* **Your goal**:
Output the full listing word for word.

Entries with figure data:
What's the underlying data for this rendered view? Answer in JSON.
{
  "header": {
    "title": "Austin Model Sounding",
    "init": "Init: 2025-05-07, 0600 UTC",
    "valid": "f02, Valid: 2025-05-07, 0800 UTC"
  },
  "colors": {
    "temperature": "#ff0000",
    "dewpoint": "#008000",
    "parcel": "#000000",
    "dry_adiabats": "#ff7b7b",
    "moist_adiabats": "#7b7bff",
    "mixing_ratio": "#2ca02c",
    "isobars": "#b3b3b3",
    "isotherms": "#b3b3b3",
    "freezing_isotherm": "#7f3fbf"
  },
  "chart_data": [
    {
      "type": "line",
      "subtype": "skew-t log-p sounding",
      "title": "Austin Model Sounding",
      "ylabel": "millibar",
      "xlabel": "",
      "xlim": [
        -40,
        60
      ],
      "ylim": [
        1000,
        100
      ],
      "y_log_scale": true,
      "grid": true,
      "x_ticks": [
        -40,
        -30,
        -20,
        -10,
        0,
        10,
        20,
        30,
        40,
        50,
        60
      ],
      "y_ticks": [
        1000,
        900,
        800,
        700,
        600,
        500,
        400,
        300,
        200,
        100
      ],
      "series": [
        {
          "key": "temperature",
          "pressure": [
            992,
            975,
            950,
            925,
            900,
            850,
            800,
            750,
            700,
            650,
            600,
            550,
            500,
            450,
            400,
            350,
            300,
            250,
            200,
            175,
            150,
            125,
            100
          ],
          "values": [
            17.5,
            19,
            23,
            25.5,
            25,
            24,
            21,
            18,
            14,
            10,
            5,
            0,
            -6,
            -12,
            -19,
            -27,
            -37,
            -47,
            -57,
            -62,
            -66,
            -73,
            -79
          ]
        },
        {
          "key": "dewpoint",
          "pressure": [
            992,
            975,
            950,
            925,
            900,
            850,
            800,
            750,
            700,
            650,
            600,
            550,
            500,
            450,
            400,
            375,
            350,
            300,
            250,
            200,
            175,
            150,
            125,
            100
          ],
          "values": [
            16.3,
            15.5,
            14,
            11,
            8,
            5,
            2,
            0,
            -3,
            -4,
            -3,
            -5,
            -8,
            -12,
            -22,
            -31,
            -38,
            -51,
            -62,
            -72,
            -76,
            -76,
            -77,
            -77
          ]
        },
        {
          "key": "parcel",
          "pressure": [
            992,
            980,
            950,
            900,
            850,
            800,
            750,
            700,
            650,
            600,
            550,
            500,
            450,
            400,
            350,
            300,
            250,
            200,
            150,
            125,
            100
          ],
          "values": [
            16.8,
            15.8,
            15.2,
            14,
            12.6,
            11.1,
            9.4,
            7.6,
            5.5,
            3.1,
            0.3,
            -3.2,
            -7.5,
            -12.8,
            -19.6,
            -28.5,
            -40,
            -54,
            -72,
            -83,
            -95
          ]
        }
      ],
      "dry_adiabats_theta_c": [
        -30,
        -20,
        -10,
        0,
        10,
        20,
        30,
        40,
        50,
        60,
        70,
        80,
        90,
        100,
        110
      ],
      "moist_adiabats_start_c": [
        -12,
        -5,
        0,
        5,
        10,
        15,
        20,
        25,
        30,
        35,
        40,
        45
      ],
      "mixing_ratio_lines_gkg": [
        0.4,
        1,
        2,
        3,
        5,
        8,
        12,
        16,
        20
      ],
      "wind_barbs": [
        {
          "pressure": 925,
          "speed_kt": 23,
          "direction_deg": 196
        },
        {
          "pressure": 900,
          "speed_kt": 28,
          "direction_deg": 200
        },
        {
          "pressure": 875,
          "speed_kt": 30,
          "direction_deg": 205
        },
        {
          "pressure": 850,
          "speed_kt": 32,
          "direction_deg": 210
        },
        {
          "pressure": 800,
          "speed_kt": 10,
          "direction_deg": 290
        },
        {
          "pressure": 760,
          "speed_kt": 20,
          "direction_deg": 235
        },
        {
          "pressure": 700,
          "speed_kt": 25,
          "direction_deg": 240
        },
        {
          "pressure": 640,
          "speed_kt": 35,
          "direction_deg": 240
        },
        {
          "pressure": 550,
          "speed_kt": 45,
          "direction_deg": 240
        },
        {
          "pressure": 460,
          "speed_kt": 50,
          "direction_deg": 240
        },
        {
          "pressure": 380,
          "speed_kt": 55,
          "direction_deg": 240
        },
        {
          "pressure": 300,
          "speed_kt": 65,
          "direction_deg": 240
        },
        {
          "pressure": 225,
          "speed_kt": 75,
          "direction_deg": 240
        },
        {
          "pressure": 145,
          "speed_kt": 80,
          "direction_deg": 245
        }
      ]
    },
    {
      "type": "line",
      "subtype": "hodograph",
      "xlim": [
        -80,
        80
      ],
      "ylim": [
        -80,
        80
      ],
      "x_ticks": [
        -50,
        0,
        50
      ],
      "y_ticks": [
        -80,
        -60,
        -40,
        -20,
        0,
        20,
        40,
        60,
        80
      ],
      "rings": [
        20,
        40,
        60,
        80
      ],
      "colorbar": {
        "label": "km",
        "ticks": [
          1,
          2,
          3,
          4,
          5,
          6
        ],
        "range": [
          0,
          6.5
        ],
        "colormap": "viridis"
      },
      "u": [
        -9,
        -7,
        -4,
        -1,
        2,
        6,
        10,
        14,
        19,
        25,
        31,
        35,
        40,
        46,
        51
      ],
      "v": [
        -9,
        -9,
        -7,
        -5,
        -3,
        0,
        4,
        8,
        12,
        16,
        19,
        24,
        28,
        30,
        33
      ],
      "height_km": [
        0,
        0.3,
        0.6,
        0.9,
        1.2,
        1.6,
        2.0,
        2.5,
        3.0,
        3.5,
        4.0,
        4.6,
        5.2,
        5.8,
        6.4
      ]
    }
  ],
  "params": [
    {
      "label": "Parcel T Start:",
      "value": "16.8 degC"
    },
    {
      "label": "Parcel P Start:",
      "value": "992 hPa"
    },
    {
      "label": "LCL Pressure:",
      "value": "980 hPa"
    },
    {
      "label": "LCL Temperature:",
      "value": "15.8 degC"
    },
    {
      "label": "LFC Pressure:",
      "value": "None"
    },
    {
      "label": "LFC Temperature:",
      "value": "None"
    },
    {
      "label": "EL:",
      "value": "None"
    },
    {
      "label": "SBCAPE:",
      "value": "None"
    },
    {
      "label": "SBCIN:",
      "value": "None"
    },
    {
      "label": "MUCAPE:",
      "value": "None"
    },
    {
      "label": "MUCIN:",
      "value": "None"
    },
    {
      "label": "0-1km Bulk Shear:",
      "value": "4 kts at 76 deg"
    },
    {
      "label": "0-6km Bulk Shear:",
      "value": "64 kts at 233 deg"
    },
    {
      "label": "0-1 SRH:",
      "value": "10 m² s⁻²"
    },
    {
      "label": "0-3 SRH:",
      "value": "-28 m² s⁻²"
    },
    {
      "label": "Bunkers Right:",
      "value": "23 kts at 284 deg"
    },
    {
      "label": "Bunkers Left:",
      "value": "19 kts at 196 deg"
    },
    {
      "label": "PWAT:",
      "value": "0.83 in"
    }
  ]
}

* **Task response**:
What's the underlying data for this rendered view? Answer in JSON.
{
  "header": {
    "title": "Austin Model Sounding",
    "init": "Init: 2025-05-07, 0600 UTC",
    "valid": "f02, Valid: 2025-05-07, 0800 UTC"
  },
  "colors": {
    "temperature": "#ff0000",
    "dewpoint": "#008000",
    "parcel": "#000000",
    "dry_adiabats": "#ff7b7b",
    "moist_adiabats": "#7b7bff",
    "mixing_ratio": "#2ca02c",
    "isobars": "#b3b3b3",
    "isotherms": "#b3b3b3",
    "freezing_isotherm": "#7f3fbf"
  },
  "chart_data": [
    {
      "type": "line",
      "subtype": "skew-t log-p sounding",
      "title": "Austin Model Sounding",
      "ylabel": "millibar",
      "xlabel": "",
      "xlim": [
        -40,
        60
      ],
      "ylim": [
        1000,
        100
      ],
      "y_log_scale": true,
      "grid": true,
      "x_ticks": [
        -40,
        -30,
        -20,
        -10,
        0,
        10,
        20,
        30,
        40,
        50,
        60
      ],
      "y_ticks": [
        1000,
        900,
        800,
        700,
        600,
        500,
        400,
        300,
        200,
        100
      ],
      "series": [
        {
          "key": "temperature",
          "pressure": [
            992,
            975,
            950,
            925,
            900,
            850,
            800,
            750,
            700,
            650,
            600,
            550,
            500,
            450,
            400,
            350,
            300,
            250,
            200,
            175,
            150,
            125,
            100
          ],
          "values": [
            17.5,
            19,
            23,
            25.5,
            25,
            24,
            21,
            18,
            14,
            10,
            5,
            0,
            -6,
            -12,
            -19,
            -27,
            -37,
            -47,
            -57,
            -62,
            -66,
            -73,
            -79
          ]
        },
        {
          "key": "dewpoint",
          "pressure": [
            992,
            975,
            950,
            925,
            900,
            850,
            800,
            750,
            700,
            650,
            600,
            550,
            500,
            450,
            400,
            375,
            350,
            300,
            250,
            200,
            175,
            150,
            125,
            100
          ],
          "values": [
            16.3,
            15.5,
            14,
            11,
            8,
            5,
            2,
            0,
            -3,
            -4,
            -3,
            -5,
            -8,
            -12,
            -22,
            -31,
            -38,
            -51,
            -62,
            -72,
            -76,
            -76,
            -77,
            -77
          ]
        },
        {
          "key": "parcel",
          "pressure": [
            992,
            980,
            950,
            900,
            850,
            800,
            750,
            700,
            650,
            600,
            550,
            500,
            450,
            400,
            350,
            300,
            250,
            200,
            150,
            125,
            100
          ],
          "values": [
            16.8,
            15.8,
            15.2,
            14,
            12.6,
            11.1,
            9.4,
            7.6,
            5.5,
            3.1,
            0.3,
            -3.2,
            -7.5,
            -12.8,
            -19.6,
            -28.5,
            -40,
            -54,
            -72,
            -83,
            -95
          ]
        }
      ],
      "dry_adiabats_theta_c": [
        -30,
        -20,
        -10,
        0,
        10,
        20,
        30,
        40,
        50,
        60,
        70,
        80,
        90,
        100,
        110
      ],
      "moist_adiabats_start_c": [
        -12,
        -5,
        0,
        5,
        10,
        15,
        20,
        25,
        30,
        35,
        40,
        45
      ],
      "mixing_ratio_lines_gkg": [
        0.4,
        1,
        2,
        3,
        5,
        8,
        12,
        16,
        20
      ],
      "wind_barbs": [
        {
          "pressure": 925,
          "speed_kt": 23,
          "direction_deg": 196
        },
        {
          "pressure": 900,
          "speed_kt": 28,
          "direction_deg": 200
        },
        {
          "pressure": 875,
          "speed_kt": 30,
          "direction_deg": 205
        },
        {
          "pressure": 850,
          "speed_kt": 32,
          "direction_deg": 210
        },
        {
          "pressure": 800,
          "speed_kt": 10,
          "direction_deg": 290
        },
        {
          "pressure": 760,
          "speed_kt": 20,
          "direction_deg": 235
        },
        {
          "pressure": 700,
          "speed_kt": 25,
          "direction_deg": 240
        },
        {
          "pressure": 640,
          "speed_kt": 35,
          "direction_deg": 240
        },
        {
          "pressure": 550,
          "speed_kt": 45,
          "direction_deg": 240
        },
        {
          "pressure": 460,
          "speed_kt": 50,
          "direction_deg": 240
        },
        {
          "pressure": 380,
          "speed_kt": 55,
          "direction_deg": 240
        },
        {
          "pressure": 300,
          "speed_kt": 65,
          "direction_deg": 240
        },
        {
          "pressure": 225,
          "speed_kt": 75,
          "direction_deg": 240
        },
        {
          "pressure": 145,
          "speed_kt": 80,
          "direction_deg": 245
        }
      ]
    },
    {
      "type": "line",
      "subtype": "hodograph",
      "xlim": [
        -80,
        80
      ],
      "ylim": [
        -80,
        80
      ],
      "x_ticks": [
        -50,
        0,
        50
      ],
      "y_ticks": [
        -80,
        -60,
        -40,
        -20,
        0,
        20,
        40,
        60,
        80
      ],
      "rings": [
        20,
        40,
        60,
        80
      ],
      "colorbar": {
        "label": "km",
        "ticks": [
          1,
          2,
          3,
          4,
          5,
          6
        ],
        "range": [
          0,
          6.5
        ],
        "colormap": "viridis"
      },
      "u": [
        -9,
        -7,
        -4,
        -1,
        2,
        6,
        10,
        14,
        19,
        25,
        31,
        35,
        40,
        46,
        51
      ],
      "v": [
        -9,
        -9,
        -7,
        -5,
        -3,
        0,
        4,
        8,
        12,
        16,
        19,
        24,
        28,
        30,
        33
      ],
      "height_km": [
        0,
        0.3,
        0.6,
        0.9,
        1.2,
        1.6,
        2.0,
        2.5,
        3.0,
        3.5,
        4.0,
        4.6,
        5.2,
        5.8,
        6.4
      ]
    }
  ],
  "params": [
    {
      "label": "Parcel T Start:",
      "value": "16.8 degC"
    },
    {
      "label": "Parcel P Start:",
      "value": "992 hPa"
    },
    {
      "label": "LCL Pressure:",
      "value": "980 hPa"
    },
    {
      "label": "LCL Temperature:",
      "value": "15.8 degC"
    },
    {
      "label": "LFC Pressure:",
      "value": "None"
    },
    {
      "label": "LFC Temperature:",
      "value": "None"
    },
    {
      "label": "EL:",
      "value": "None"
    },
    {
      "label": "SBCAPE:",
      "value": "None"
    },
    {
      "label": "SBCIN:",
      "value": "None"
    },
    {
      "label": "MUCAPE:",
      "value": "None"
    },
    {
      "label": "MUCIN:",
      "value": "None"
    },
    {
      "label": "0-1km Bulk Shear:",
      "value": "4 kts at 76 deg"
    },
    {
      "label": "0-6km Bulk Shear:",
      "value": "64 kts at 233 deg"
    },
    {
      "label": "0-1 SRH:",
      "value": "10 m² s⁻²"
    },
    {
      "label": "0-3 SRH:",
      "value": "-28 m² s⁻²"
    },
    {
      "label": "Bunkers Right:",
      "value": "23 kts at 284 deg"
    },
    {
      "label": "Bunkers Left:",
      "value": "19 kts at 196 deg"
    },
    {
      "label": "PWAT:",
      "value": "0.83 in"
    }
  ]
}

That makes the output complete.